Jump to content
Sign in to follow this  
JYW

Say Intentions - money taken, Pilot Portal down for days!

Recommended Posts

Posted (edited)

Hi guys,

A cautionary warning;

When I signed up for Say Intentions, to use with MSFS for a month, what the wording suggested I was buying was 1 month of subscription. I did not feel I encountered anything that suggested that I had agreed to recurring payments being taken from my bank.   I know how subs work, but in many cases, it's possible to use a subscription service, while not utilizing automatic recurring payments.  In other words, one must make the payment manually each month (via Paypal, etc).   This is what I feel the wording suggested I was signing up, on SI.

I decided some weeks ago not to continue using SI, due to the lack of localisation (constant US controllers in the UK and all ATC chatter consisting of "UNITED 001 DIRECT LA GUARDIA!" etc), and assumed my 1 month sub would expire.

I found out yesterday that SI took a further payment from my bank on 17th April 😶

Worse than this..... I have been trying to access the "Pilot Portal" for 2 days, with no access and a Bad Gateway:-

333333333333333333333333.png

 

If there's one thing worse than an unexpected recurring payment, it's one that you cannot then cancel, due to their website being down.

Edited by JYW

Bill

UK LAPL-A (Formerly NPPL-A and -M)

Share this post


Link to post
Share on other sites

I've had no issues with the portal and have been on nearly every day this past week. Also, if you had some kind of technical issue that interfered with things for you, Brian and Co. seem very flexible in giving people extra days of credit. Have you raised it on discord? Someone is usually very quick to offer help.


i7 - 8700k, 4.3Ghz

Nvidia RTX 2070

Win 10

Share this post


Link to post
Share on other sites

Also, I just checked in my account and it clearly shows your payment, subscription type, when next payment is coming out in bold green letters. Just putting this out there because you're slanting this like they are "scamming" people, and that's not what I'm seeing at all. 

  • Like 2
  • Upvote 1

i7 - 8700k, 4.3Ghz

Nvidia RTX 2070

Win 10

Share this post


Link to post
Share on other sites
Posted (edited)

### Aim of the exercise
From the forum thread above, list every computer component or operating system named in the reply poster's signature.

### Dataset entries
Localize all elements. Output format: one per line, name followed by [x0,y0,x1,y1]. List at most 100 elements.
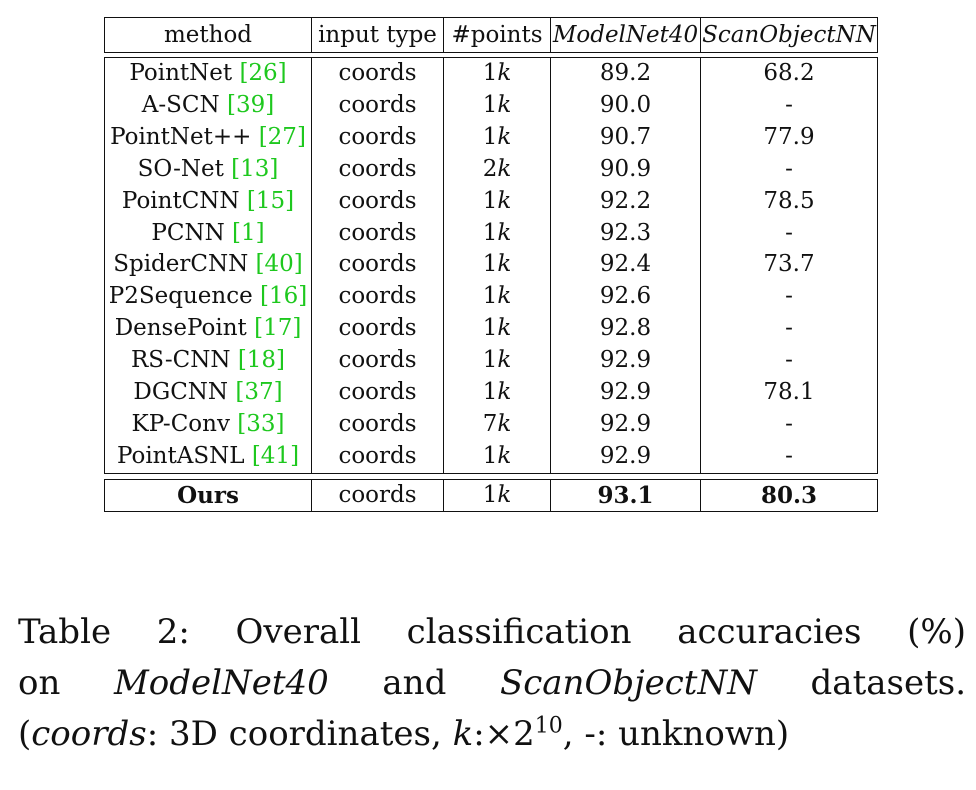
row-points: 1k [443,345,551,378]
reference-link[interactable]: [18] [237,347,286,374]
method-name: RS-CNN [130,347,231,374]
table-body: PointNet [26] coords 1k 89.2 68.2 A-SCN [39] c… [104,56,878,474]
row-input-type: coords [311,185,444,218]
row-scanobjectnn: - [700,217,878,250]
method-name: PointCNN [121,187,240,214]
row-input-type: coords [311,89,444,122]
row-input-type: coords [311,345,444,378]
row-points: 1k [443,89,551,122]
method-name: A-SCN [141,91,220,118]
points-unit: k [497,410,512,437]
row-points: 7k [443,408,551,441]
points-unit: k [497,155,512,182]
caption-line-3: (coords: 3D coordinates, k:×210, -: unkn… [18,709,966,760]
row-input-type: coords [311,217,444,250]
table-row: PCNN [1] coords 1k 92.3- [104,217,878,250]
reference-link[interactable]: [33] [237,410,285,437]
table-row: SO-Net [13] coords 2k 90.9- [104,153,878,186]
points-unit: k [497,283,512,310]
caption-text: on [18,663,61,703]
row-scanobjectnn: - [700,408,878,441]
row-scanobjectnn: - [700,440,878,474]
reference-link[interactable]: [15] [246,187,295,214]
reference-link[interactable]: [26] [239,60,287,86]
row-method: SO-Net [13] [104,153,312,186]
table-row-ours: Ours coords 1k 93.1 80.3 [104,478,878,512]
row-modelnet40: 92.3 [550,217,701,250]
row-scanobjectnn: - [700,313,878,346]
points-num: 1 [482,123,498,150]
table-row: P2Sequence [16] coords 1k 92.6- [104,281,878,314]
points-num: 1 [482,442,498,469]
points-unit: k [497,123,512,150]
reference-link[interactable]: [16] [260,283,308,310]
caption-text: and [382,663,447,703]
table-row: PointCNN [15] coords 1k 92.2 78.5 [104,185,878,218]
caption-dataset-modelnet40: ModelNet40 [113,663,329,703]
row-input-type: coords [311,440,444,474]
reference-link[interactable]: [1] [232,219,265,246]
row-points: 2k [443,153,551,186]
header-row: method input type #points ModelNet40 Sca… [104,17,878,53]
row-method: PointNet++ [27] [104,121,312,154]
row-scanobjectnn: - [700,89,878,122]
caption-text: ( [18,714,32,754]
row-scanobjectnn: - [700,153,878,186]
row-points: 1k [443,249,551,282]
row-input-type: coords [311,121,444,154]
reference-link[interactable]: [41] [251,442,300,469]
ours-points-num: 1 [482,481,498,508]
row-input-type: coords [311,249,444,282]
reference-link[interactable]: [39] [226,91,275,118]
method-name: PointASNL [116,442,245,469]
caption-dataset-scanobjectnn: ScanObjectNN [499,663,757,703]
table-row: SpiderCNN [40] coords 1k 92.4 73.7 [104,249,878,282]
table-row: KP-Conv [33] coords 7k 92.9- [104,408,878,441]
caption-exponent: 10 [534,713,563,739]
points-num: 1 [482,219,498,246]
row-modelnet40: 89.2 [550,56,701,90]
row-modelnet40: 90.0 [550,89,701,122]
method-name: KP-Conv [131,410,230,437]
points-unit: k [497,379,512,406]
points-num: 7 [482,410,498,437]
table-caption: Table 2: Overall classification accuraci… [18,607,966,760]
row-input-type: coords [311,56,444,90]
reference-link[interactable]: [13] [231,155,279,182]
method-name: PointNet [129,60,233,86]
row-scanobjectnn: 73.7 [700,249,878,282]
row-points: 1k [443,440,551,474]
points-num: 1 [482,283,498,310]
reference-link[interactable]: [17] [254,315,302,342]
row-points: 1k [443,121,551,154]
row-scanobjectnn: 68.2 [700,56,878,90]
reference-link[interactable]: [40] [255,251,303,278]
row-method: PointCNN [15] [104,185,312,218]
reference-link[interactable]: [37] [235,379,283,406]
row-points: 1k [443,281,551,314]
points-num: 1 [482,91,498,118]
row-input-type: coords [311,313,444,346]
caption-text: datasets. [810,663,967,703]
table-row: A-SCN [39] coords 1k 90.0- [104,89,878,122]
row-points: 1k [443,56,551,90]
points-num: 1 [482,379,498,406]
row-method: PointNet [26] [104,56,312,90]
caption-line-1: Table 2: Overall classification accuraci… [18,612,966,652]
method-name: PCNN [151,219,225,246]
table-header: method input type #points ModelNet40 Sca… [104,17,878,53]
points-num: 1 [482,187,498,214]
points-num: 1 [482,347,498,374]
points-num: 2 [482,155,498,182]
reference-link[interactable]: [27] [258,123,306,150]
table-row: PointASNL [41] coords 1k 92.9- [104,440,878,474]
table-row: PointNet [26] coords 1k 89.2 68.2 [104,56,878,90]
row-scanobjectnn: - [700,281,878,314]
row-method: DGCNN [37] [104,377,312,409]
table-row: RS-CNN [18] coords 1k 92.9- [104,345,878,378]
ours-method: Ours [104,478,312,512]
row-modelnet40: 92.4 [550,249,701,282]
table-row: DensePoint [17] coords 1k 92.8- [104,313,878,346]
row-modelnet40: 92.2 [550,185,701,218]
ours-modelnet40: 93.1 [550,478,701,512]
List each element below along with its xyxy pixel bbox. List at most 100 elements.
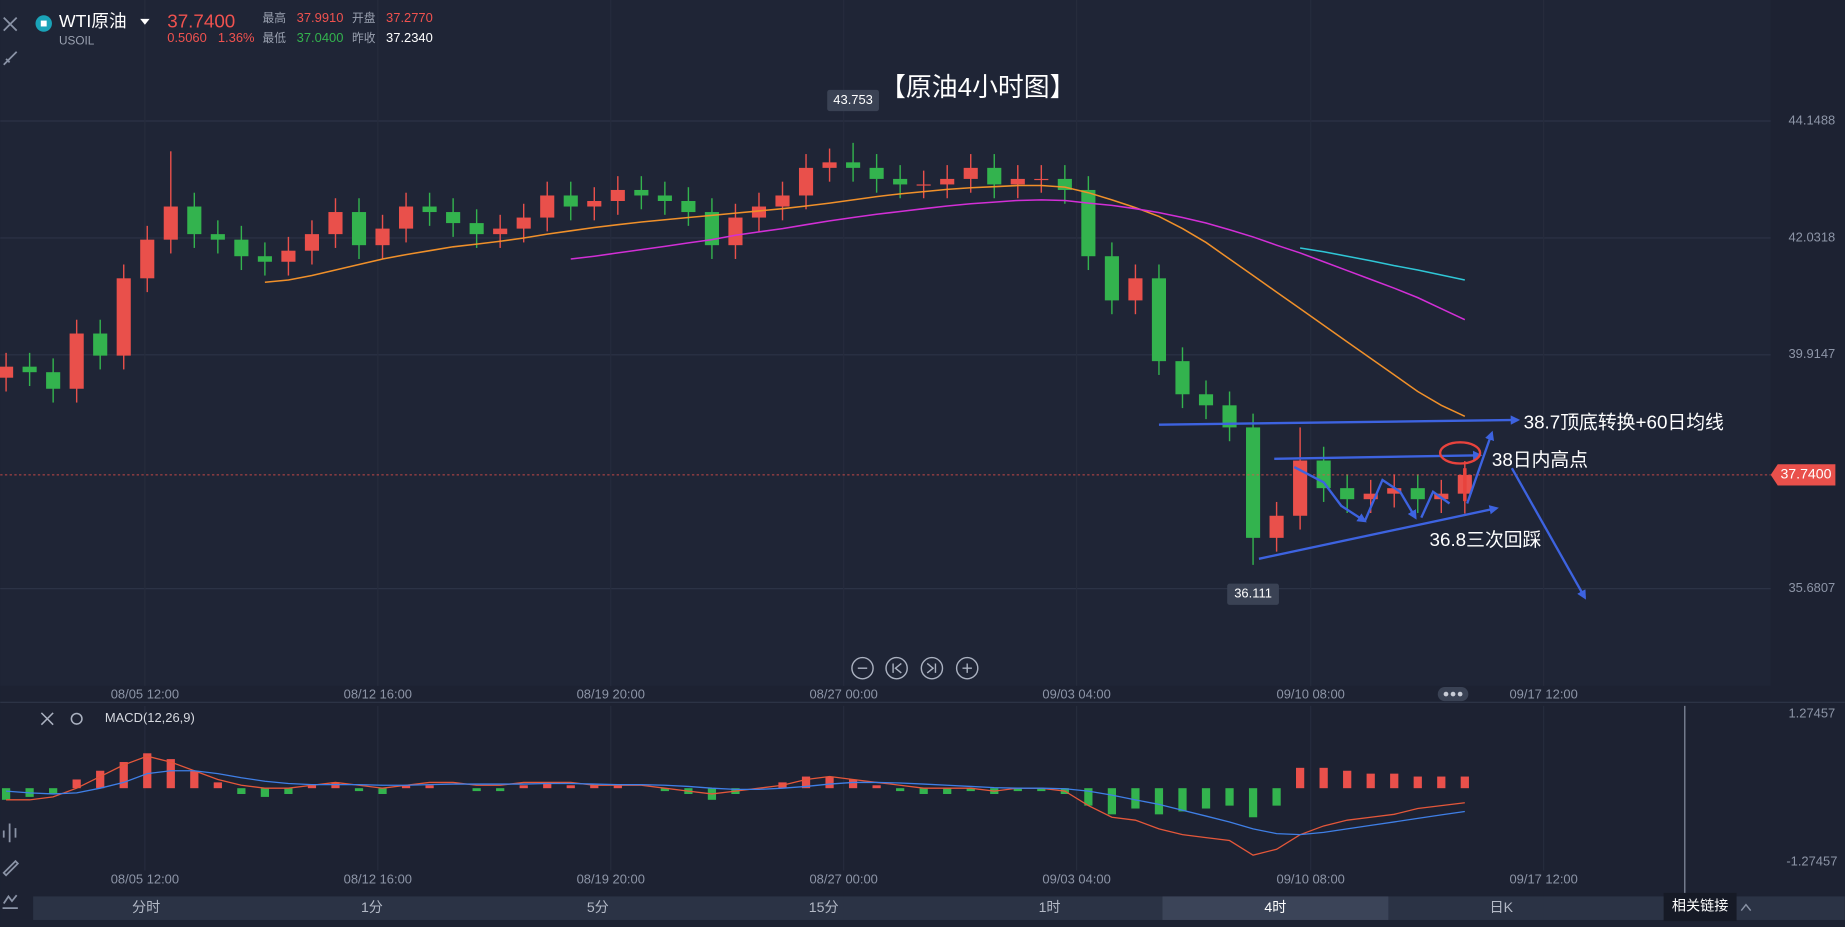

### Response
- i7 - 8700k, 4.3Ghz
- Nvidia RTX 2070
- Win 10